Your instructions: Transcribe the material verbatim in full; the pictures do not belong in the copy.

_ _ _ _ _

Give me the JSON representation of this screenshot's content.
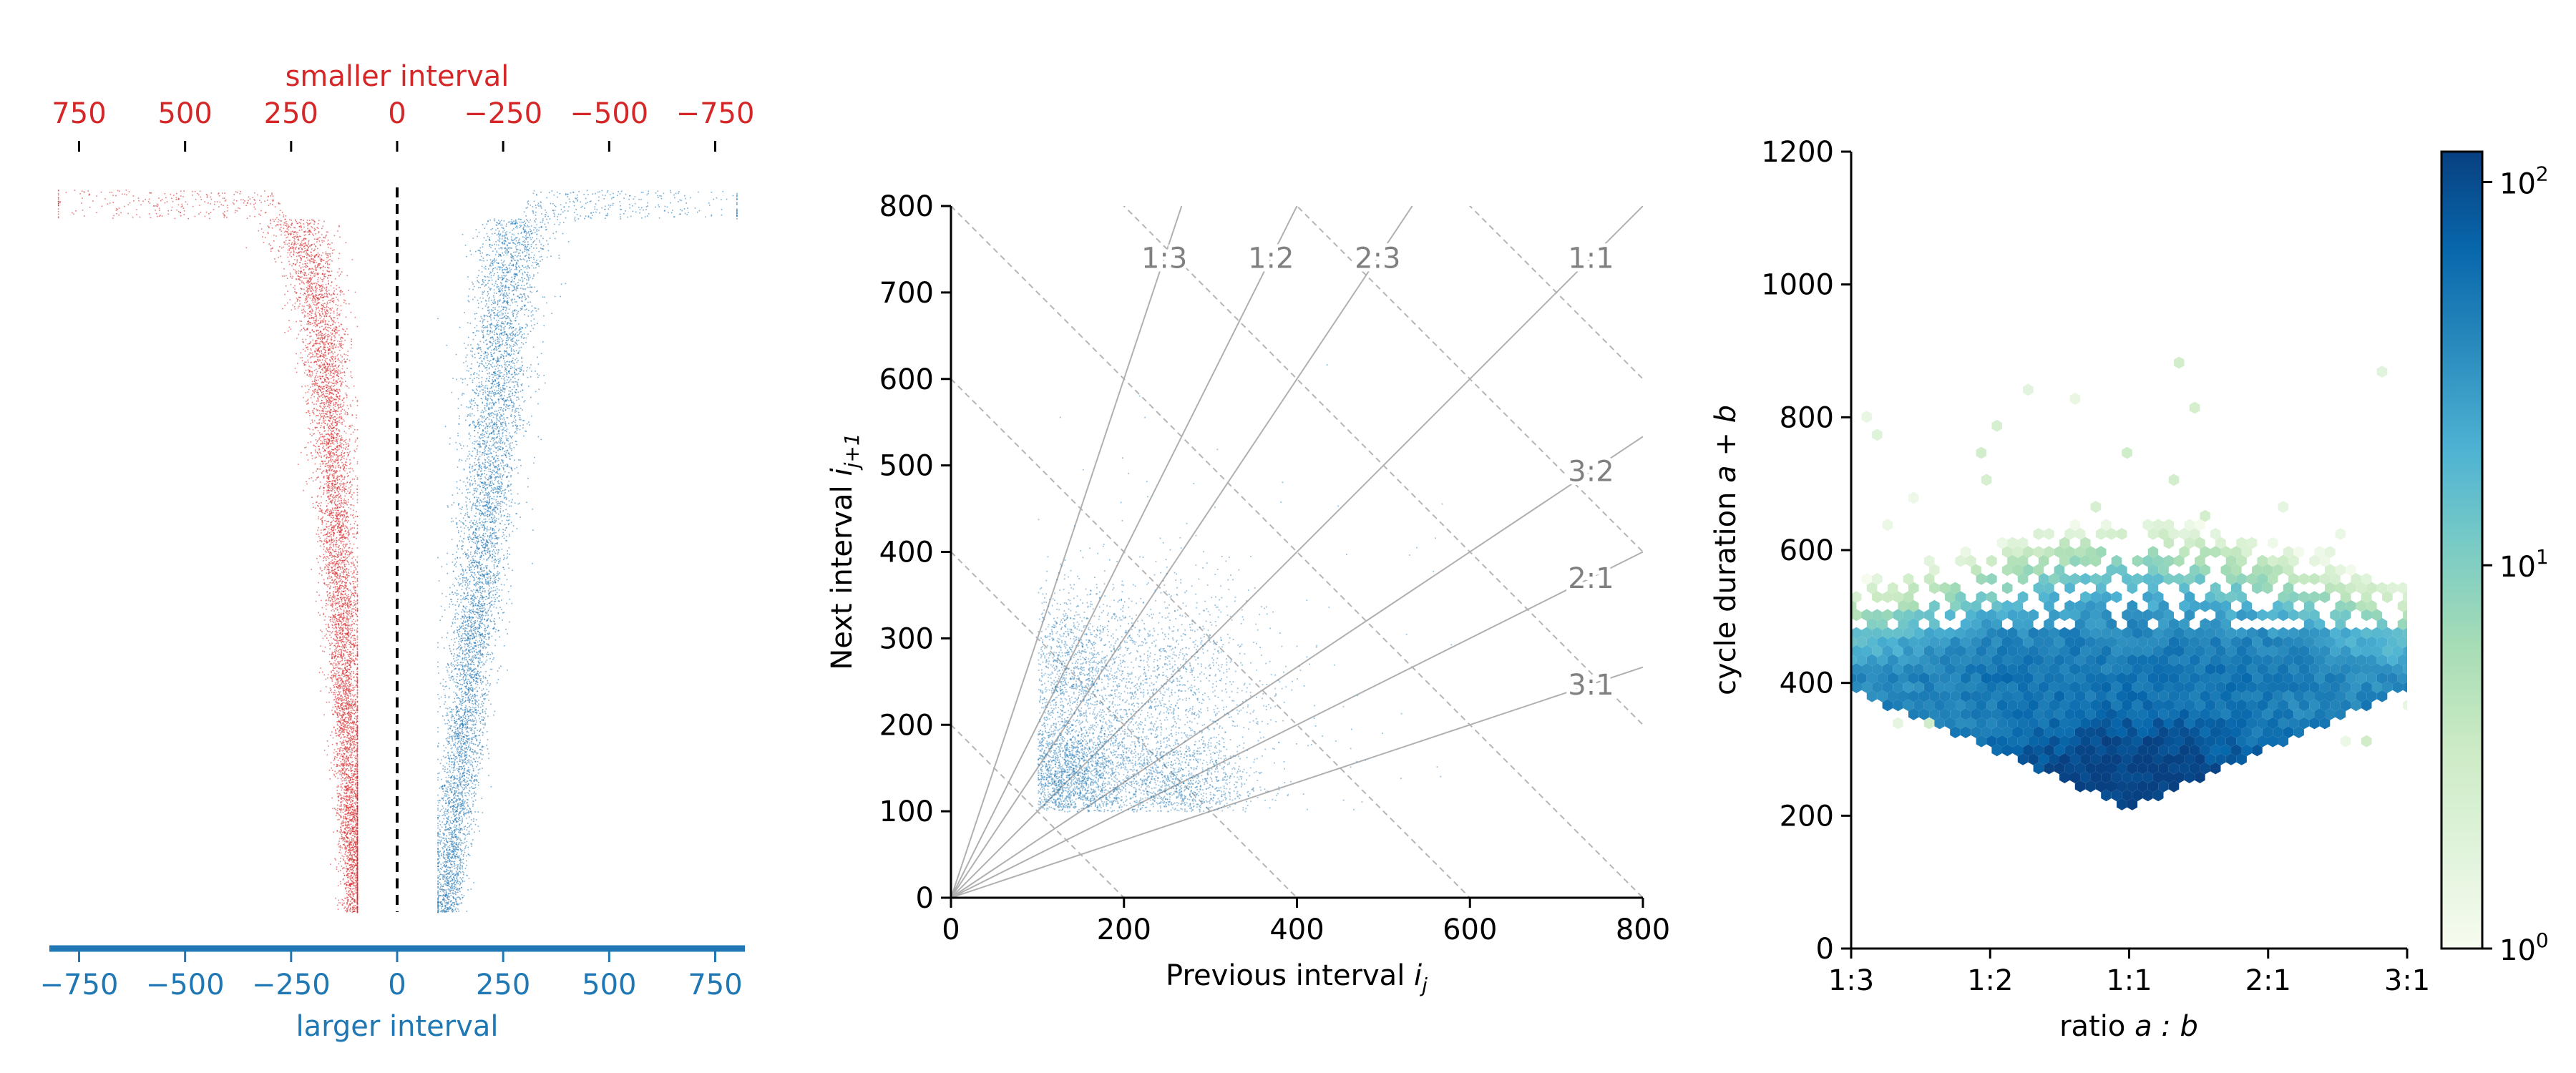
{
  "chart_data": [
    {
      "type": "scatter",
      "panel": "left",
      "top_axis": {
        "label": "smaller interval",
        "color": "#d62728",
        "ticks": [
          750,
          500,
          250,
          0,
          -250,
          -500,
          -750
        ],
        "tick_labels": [
          "750",
          "500",
          "250",
          "0",
          "−250",
          "−500",
          "−750"
        ],
        "reversed": true
      },
      "bottom_axis": {
        "label": "larger interval",
        "color": "#1f77b4",
        "ticks": [
          -750,
          -500,
          -250,
          0,
          250,
          500,
          750
        ],
        "tick_labels": [
          "−750",
          "−500",
          "−250",
          "0",
          "250",
          "500",
          "750"
        ]
      },
      "xlim": [
        -820,
        820
      ],
      "series": [
        {
          "color": "#d62728",
          "side": "smaller",
          "profile_median": [
            [
              0,
              300
            ],
            [
              0.05,
              240
            ],
            [
              0.1,
              205
            ],
            [
              0.2,
              175
            ],
            [
              0.3,
              160
            ],
            [
              0.4,
              150
            ],
            [
              0.5,
              140
            ],
            [
              0.6,
              130
            ],
            [
              0.7,
              122
            ],
            [
              0.8,
              113
            ],
            [
              0.9,
              106
            ],
            [
              1,
              100
            ]
          ]
        },
        {
          "color": "#1f77b4",
          "side": "larger",
          "profile_median": [
            [
              0,
              310
            ],
            [
              0.05,
              290
            ],
            [
              0.1,
              265
            ],
            [
              0.2,
              245
            ],
            [
              0.3,
              230
            ],
            [
              0.4,
              215
            ],
            [
              0.5,
              200
            ],
            [
              0.6,
              180
            ],
            [
              0.7,
              165
            ],
            [
              0.8,
              150
            ],
            [
              0.9,
              130
            ],
            [
              1,
              115
            ]
          ]
        }
      ],
      "center_line": {
        "x": 0,
        "style": "dashed"
      }
    },
    {
      "type": "scatter",
      "panel": "middle",
      "xlabel": "Previous interval ",
      "xlabel_sub": "j",
      "ylabel": "Next interval ",
      "ylabel_sub": "j+1",
      "label_symbol": "i",
      "xlim": [
        0,
        800
      ],
      "ylim": [
        0,
        800
      ],
      "xticks": [
        0,
        200,
        400,
        600,
        800
      ],
      "yticks": [
        0,
        100,
        200,
        300,
        400,
        500,
        600,
        700,
        800
      ],
      "point_color": "#1f77b4",
      "min_interval": 100,
      "clusters": [
        {
          "x": 130,
          "y": 140,
          "n": 2600,
          "sx": 40,
          "sy": 35
        },
        {
          "x": 260,
          "y": 130,
          "n": 1300,
          "sx": 45,
          "sy": 30
        },
        {
          "x": 140,
          "y": 270,
          "n": 1100,
          "sx": 35,
          "sy": 45
        },
        {
          "x": 260,
          "y": 260,
          "n": 700,
          "sx": 50,
          "sy": 50
        },
        {
          "x": 200,
          "y": 200,
          "n": 1000,
          "sx": 70,
          "sy": 70
        },
        {
          "x": 300,
          "y": 300,
          "n": 400,
          "sx": 150,
          "sy": 150
        }
      ],
      "ratio_lines": [
        {
          "label": "1:3",
          "a": 1,
          "b": 3
        },
        {
          "label": "1:2",
          "a": 1,
          "b": 2
        },
        {
          "label": "2:3",
          "a": 2,
          "b": 3
        },
        {
          "label": "1:1",
          "a": 1,
          "b": 1
        },
        {
          "label": "3:2",
          "a": 3,
          "b": 2
        },
        {
          "label": "2:1",
          "a": 2,
          "b": 1
        },
        {
          "label": "3:1",
          "a": 3,
          "b": 1
        }
      ],
      "iso_duration_lines": [
        200,
        400,
        600,
        800,
        1000,
        1200,
        1400,
        1600
      ],
      "ratio_label_color": "#808080"
    },
    {
      "type": "heatmap",
      "panel": "right",
      "xlabel": "ratio ",
      "xlabel_math": "a : b",
      "ylabel": "cycle duration ",
      "ylabel_math": "a + b",
      "xticks": [
        "1:3",
        "1:2",
        "1:1",
        "2:1",
        "3:1"
      ],
      "yticks": [
        0,
        200,
        400,
        600,
        800,
        1000,
        1200
      ],
      "ylim": [
        0,
        1200
      ],
      "colormap": "GnBu",
      "colorbar": {
        "scale": "log",
        "ticks": [
          "10",
          "10",
          "10"
        ],
        "exponents": [
          "0",
          "1",
          "2"
        ],
        "range": [
          1,
          120
        ]
      },
      "density_modes": [
        {
          "ratio_pos": 0.5,
          "duration": 265,
          "peak": 110
        },
        {
          "ratio_pos": 0.5,
          "duration": 520,
          "peak": 30
        },
        {
          "ratio_pos": 0.26,
          "duration": 420,
          "peak": 35
        },
        {
          "ratio_pos": 0.74,
          "duration": 420,
          "peak": 35
        }
      ]
    }
  ]
}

_ _ _ _ _

Result of the task:
Give me the JSON representation of this screenshot's content.
{
  "chart_data": [
    {
      "type": "scatter",
      "panel": "left",
      "top_axis": {
        "label": "smaller interval",
        "color": "#d62728",
        "ticks": [
          750,
          500,
          250,
          0,
          -250,
          -500,
          -750
        ],
        "tick_labels": [
          "750",
          "500",
          "250",
          "0",
          "−250",
          "−500",
          "−750"
        ],
        "reversed": true
      },
      "bottom_axis": {
        "label": "larger interval",
        "color": "#1f77b4",
        "ticks": [
          -750,
          -500,
          -250,
          0,
          250,
          500,
          750
        ],
        "tick_labels": [
          "−750",
          "−500",
          "−250",
          "0",
          "250",
          "500",
          "750"
        ]
      },
      "xlim": [
        -820,
        820
      ],
      "series": [
        {
          "color": "#d62728",
          "side": "smaller",
          "profile_median": [
            [
              0,
              300
            ],
            [
              0.05,
              240
            ],
            [
              0.1,
              205
            ],
            [
              0.2,
              175
            ],
            [
              0.3,
              160
            ],
            [
              0.4,
              150
            ],
            [
              0.5,
              140
            ],
            [
              0.6,
              130
            ],
            [
              0.7,
              122
            ],
            [
              0.8,
              113
            ],
            [
              0.9,
              106
            ],
            [
              1,
              100
            ]
          ]
        },
        {
          "color": "#1f77b4",
          "side": "larger",
          "profile_median": [
            [
              0,
              310
            ],
            [
              0.05,
              290
            ],
            [
              0.1,
              265
            ],
            [
              0.2,
              245
            ],
            [
              0.3,
              230
            ],
            [
              0.4,
              215
            ],
            [
              0.5,
              200
            ],
            [
              0.6,
              180
            ],
            [
              0.7,
              165
            ],
            [
              0.8,
              150
            ],
            [
              0.9,
              130
            ],
            [
              1,
              115
            ]
          ]
        }
      ],
      "center_line": {
        "x": 0,
        "style": "dashed"
      }
    },
    {
      "type": "scatter",
      "panel": "middle",
      "xlabel": "Previous interval ",
      "xlabel_sub": "j",
      "ylabel": "Next interval ",
      "ylabel_sub": "j+1",
      "label_symbol": "i",
      "xlim": [
        0,
        800
      ],
      "ylim": [
        0,
        800
      ],
      "xticks": [
        0,
        200,
        400,
        600,
        800
      ],
      "yticks": [
        0,
        100,
        200,
        300,
        400,
        500,
        600,
        700,
        800
      ],
      "point_color": "#1f77b4",
      "min_interval": 100,
      "clusters": [
        {
          "x": 130,
          "y": 140,
          "n": 2600,
          "sx": 40,
          "sy": 35
        },
        {
          "x": 260,
          "y": 130,
          "n": 1300,
          "sx": 45,
          "sy": 30
        },
        {
          "x": 140,
          "y": 270,
          "n": 1100,
          "sx": 35,
          "sy": 45
        },
        {
          "x": 260,
          "y": 260,
          "n": 700,
          "sx": 50,
          "sy": 50
        },
        {
          "x": 200,
          "y": 200,
          "n": 1000,
          "sx": 70,
          "sy": 70
        },
        {
          "x": 300,
          "y": 300,
          "n": 400,
          "sx": 150,
          "sy": 150
        }
      ],
      "ratio_lines": [
        {
          "label": "1:3",
          "a": 1,
          "b": 3
        },
        {
          "label": "1:2",
          "a": 1,
          "b": 2
        },
        {
          "label": "2:3",
          "a": 2,
          "b": 3
        },
        {
          "label": "1:1",
          "a": 1,
          "b": 1
        },
        {
          "label": "3:2",
          "a": 3,
          "b": 2
        },
        {
          "label": "2:1",
          "a": 2,
          "b": 1
        },
        {
          "label": "3:1",
          "a": 3,
          "b": 1
        }
      ],
      "iso_duration_lines": [
        200,
        400,
        600,
        800,
        1000,
        1200,
        1400,
        1600
      ],
      "ratio_label_color": "#808080"
    },
    {
      "type": "heatmap",
      "panel": "right",
      "xlabel": "ratio ",
      "xlabel_math": "a : b",
      "ylabel": "cycle duration ",
      "ylabel_math": "a + b",
      "xticks": [
        "1:3",
        "1:2",
        "1:1",
        "2:1",
        "3:1"
      ],
      "yticks": [
        0,
        200,
        400,
        600,
        800,
        1000,
        1200
      ],
      "ylim": [
        0,
        1200
      ],
      "colormap": "GnBu",
      "colorbar": {
        "scale": "log",
        "ticks": [
          "10",
          "10",
          "10"
        ],
        "exponents": [
          "0",
          "1",
          "2"
        ],
        "range": [
          1,
          120
        ]
      },
      "density_modes": [
        {
          "ratio_pos": 0.5,
          "duration": 265,
          "peak": 110
        },
        {
          "ratio_pos": 0.5,
          "duration": 520,
          "peak": 30
        },
        {
          "ratio_pos": 0.26,
          "duration": 420,
          "peak": 35
        },
        {
          "ratio_pos": 0.74,
          "duration": 420,
          "peak": 35
        }
      ]
    }
  ]
}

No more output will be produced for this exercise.